▸ Description of the task
Output each line exactly as it appears, skipping any embedded picture.

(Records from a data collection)
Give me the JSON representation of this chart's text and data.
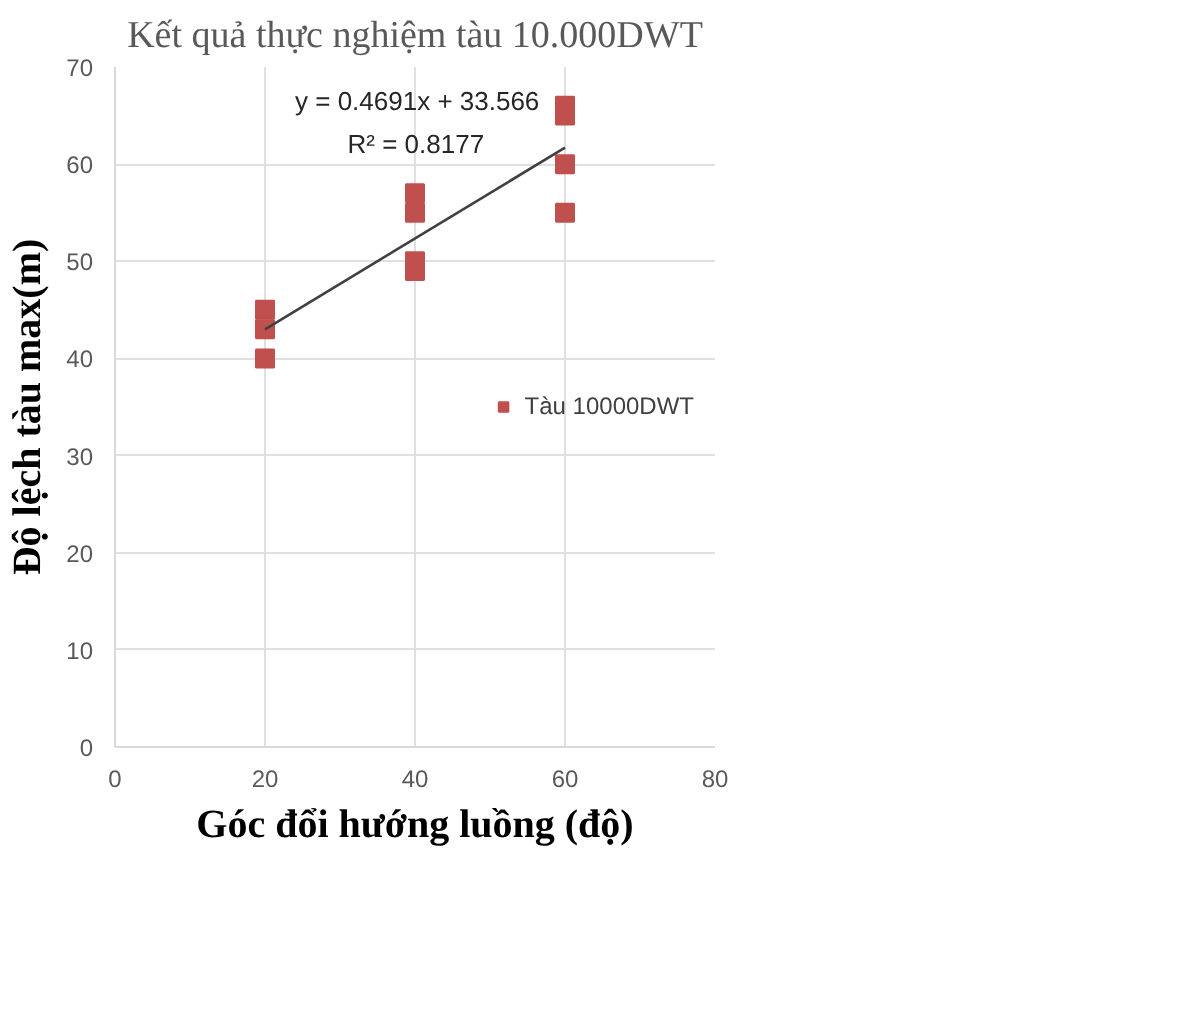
{
  "chart_data": {
    "type": "scatter",
    "title": "Kết quả thực nghiệm tàu 10.000DWT",
    "xlabel": "Góc đổi hướng luồng (độ)",
    "ylabel": "Độ lệch tàu max(m)",
    "annotations": [
      "y = 0.4691x + 33.566",
      "R² = 0.8177"
    ],
    "series": [
      {
        "name": "Tàu 10000DWT",
        "color": "#c0504d",
        "marker": "square",
        "x": [
          20,
          20,
          20,
          40,
          40,
          40,
          40,
          60,
          60,
          60,
          60
        ],
        "values": [
          45,
          43,
          40,
          57,
          55,
          50,
          49,
          66,
          65,
          60,
          55
        ]
      },
      {
        "type": "line",
        "color": "#404040",
        "x": [
          20,
          60
        ],
        "values": [
          43,
          61.7
        ]
      }
    ],
    "xlim": [
      0,
      80
    ],
    "xticks": [
      0,
      20,
      40,
      60,
      80
    ],
    "ylim": [
      0,
      70
    ],
    "yticks": [
      0,
      10,
      20,
      30,
      40,
      50,
      60,
      70
    ],
    "grid": true,
    "legend": "right"
  }
}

▸ Task response
Give me the JSON representation of this chart's text and data.
{
  "chart_data": {
    "type": "scatter",
    "title": "Kết quả thực nghiệm tàu 10.000DWT",
    "xlabel": "Góc đổi hướng luồng (độ)",
    "ylabel": "Độ lệch tàu max(m)",
    "annotations": [
      "y = 0.4691x + 33.566",
      "R² = 0.8177"
    ],
    "series": [
      {
        "name": "Tàu 10000DWT",
        "color": "#c0504d",
        "marker": "square",
        "x": [
          20,
          20,
          20,
          40,
          40,
          40,
          40,
          60,
          60,
          60,
          60
        ],
        "values": [
          45,
          43,
          40,
          57,
          55,
          50,
          49,
          66,
          65,
          60,
          55
        ]
      },
      {
        "type": "line",
        "color": "#404040",
        "x": [
          20,
          60
        ],
        "values": [
          43,
          61.7
        ]
      }
    ],
    "xlim": [
      0,
      80
    ],
    "xticks": [
      0,
      20,
      40,
      60,
      80
    ],
    "ylim": [
      0,
      70
    ],
    "yticks": [
      0,
      10,
      20,
      30,
      40,
      50,
      60,
      70
    ],
    "grid": true,
    "legend": "right"
  }
}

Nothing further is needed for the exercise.